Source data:
━━━━━━━━
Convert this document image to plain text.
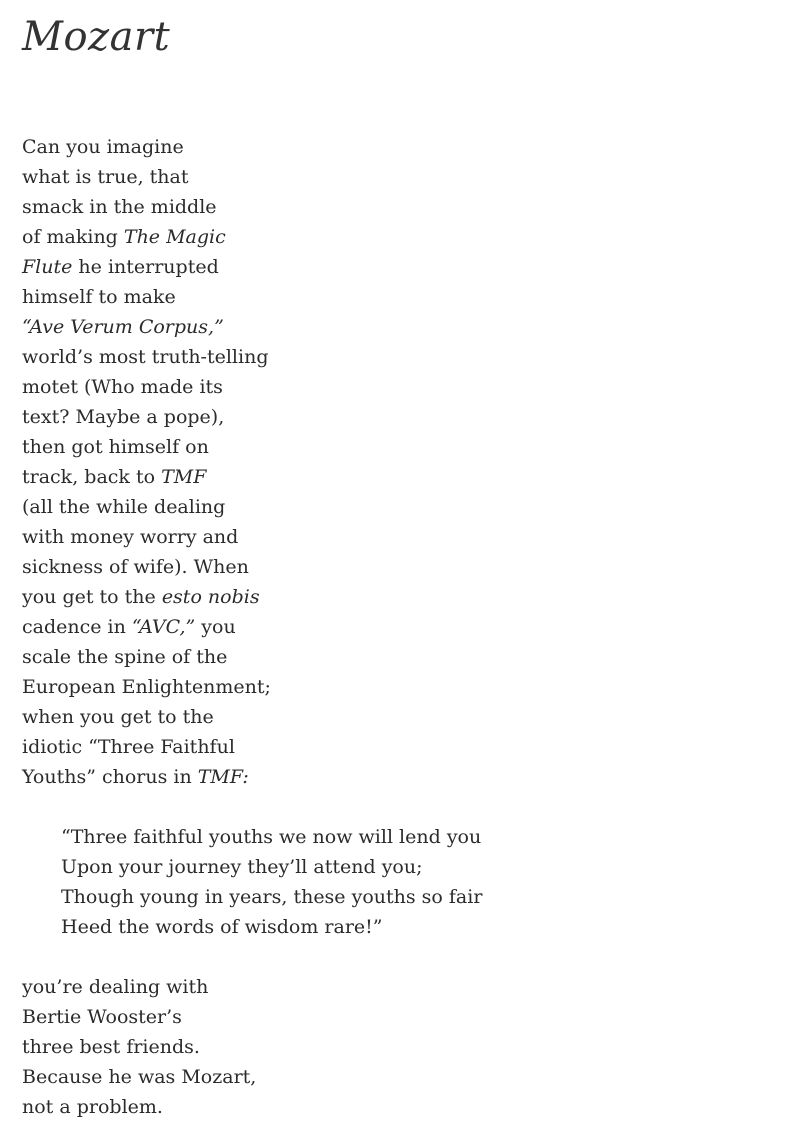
Mozart
Can you imagine
what is true, that
smack in the middle
of making The Magic
Flute he interrupted
himself to make
“Ave Verum Corpus,”
world’s most truth-telling
motet (Who made its
text? Maybe a pope),
then got himself on
track, back to TMF
(all the while dealing
with money worry and
sickness of wife). When
you get to the esto nobis
cadence in “AVC,” you
scale the spine of the
European Enlightenment;
when you get to the
idiotic “Three Faithful
Youths” chorus in TMF:
“Three faithful youths we now will lend you
Upon your journey they’ll attend you;
Though young in years, these youths so fair
Heed the words of wisdom rare!”
you’re dealing with
Bertie Wooster’s
three best friends.
Because he was Mozart,
not a problem.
━━━━━━━━
● **AIM**
Return the full material word for word. Do not include the pictures.

● **THE ANSWER**
Convert this document image to plain text.
Mozart
Can you imagine
what is true, that
smack in the middle
of making The Magic
Flute he interrupted
himself to make
“Ave Verum Corpus,”
world’s most truth-telling
motet (Who made its
text? Maybe a pope),
then got himself on
track, back to TMF
(all the while dealing
with money worry and
sickness of wife). When
you get to the esto nobis
cadence in “AVC,” you
scale the spine of the
European Enlightenment;
when you get to the
idiotic “Three Faithful
Youths” chorus in TMF:
“Three faithful youths we now will lend you
Upon your journey they’ll attend you;
Though young in years, these youths so fair
Heed the words of wisdom rare!”
you’re dealing with
Bertie Wooster’s
three best friends.
Because he was Mozart,
not a problem.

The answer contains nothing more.